Given problem:
Write out the whole listing, matching it exactly.

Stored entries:
────

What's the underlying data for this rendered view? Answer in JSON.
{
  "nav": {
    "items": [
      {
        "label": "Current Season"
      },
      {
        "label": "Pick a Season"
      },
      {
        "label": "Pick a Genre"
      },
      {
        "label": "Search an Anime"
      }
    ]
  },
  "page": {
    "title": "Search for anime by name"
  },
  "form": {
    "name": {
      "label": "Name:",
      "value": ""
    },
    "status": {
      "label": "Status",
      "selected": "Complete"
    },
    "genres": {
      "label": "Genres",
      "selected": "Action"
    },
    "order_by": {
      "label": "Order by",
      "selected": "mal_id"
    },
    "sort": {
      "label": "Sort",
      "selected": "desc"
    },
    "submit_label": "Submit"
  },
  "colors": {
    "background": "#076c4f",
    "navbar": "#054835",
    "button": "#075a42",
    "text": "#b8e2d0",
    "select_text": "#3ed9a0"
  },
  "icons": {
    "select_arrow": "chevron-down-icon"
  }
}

────

Solution to this exercise:
What's the underlying data for this rendered view? Answer in JSON.
{
  "nav": {
    "items": [
      {
        "label": "Current Season"
      },
      {
        "label": "Pick a Season"
      },
      {
        "label": "Pick a Genre"
      },
      {
        "label": "Search an Anime"
      }
    ]
  },
  "page": {
    "title": "Search for anime by name"
  },
  "form": {
    "name": {
      "label": "Name:",
      "value": ""
    },
    "status": {
      "label": "Status",
      "selected": "Complete"
    },
    "genres": {
      "label": "Genres",
      "selected": "Action"
    },
    "order_by": {
      "label": "Order by",
      "selected": "mal_id"
    },
    "sort": {
      "label": "Sort",
      "selected": "desc"
    },
    "submit_label": "Submit"
  },
  "colors": {
    "background": "#076c4f",
    "navbar": "#054835",
    "button": "#075a42",
    "text": "#b8e2d0",
    "select_text": "#3ed9a0"
  },
  "icons": {
    "select_arrow": "chevron-down-icon"
  }
}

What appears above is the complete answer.